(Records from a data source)
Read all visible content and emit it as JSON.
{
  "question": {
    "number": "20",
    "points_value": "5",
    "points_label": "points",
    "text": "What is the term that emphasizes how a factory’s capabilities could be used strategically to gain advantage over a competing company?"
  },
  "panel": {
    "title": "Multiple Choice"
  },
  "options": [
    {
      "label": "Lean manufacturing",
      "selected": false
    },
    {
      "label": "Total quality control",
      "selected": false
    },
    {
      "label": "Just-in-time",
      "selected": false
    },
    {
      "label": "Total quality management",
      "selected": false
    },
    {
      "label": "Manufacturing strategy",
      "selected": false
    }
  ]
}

# [Goal]
Return all of the entries exactly as written.

# [Output for this task]
Read all visible content and emit it as JSON.
{
  "question": {
    "number": "20",
    "points_value": "5",
    "points_label": "points",
    "text": "What is the term that emphasizes how a factory’s capabilities could be used strategically to gain advantage over a competing company?"
  },
  "panel": {
    "title": "Multiple Choice"
  },
  "options": [
    {
      "label": "Lean manufacturing",
      "selected": false
    },
    {
      "label": "Total quality control",
      "selected": false
    },
    {
      "label": "Just-in-time",
      "selected": false
    },
    {
      "label": "Total quality management",
      "selected": false
    },
    {
      "label": "Manufacturing strategy",
      "selected": false
    }
  ]
}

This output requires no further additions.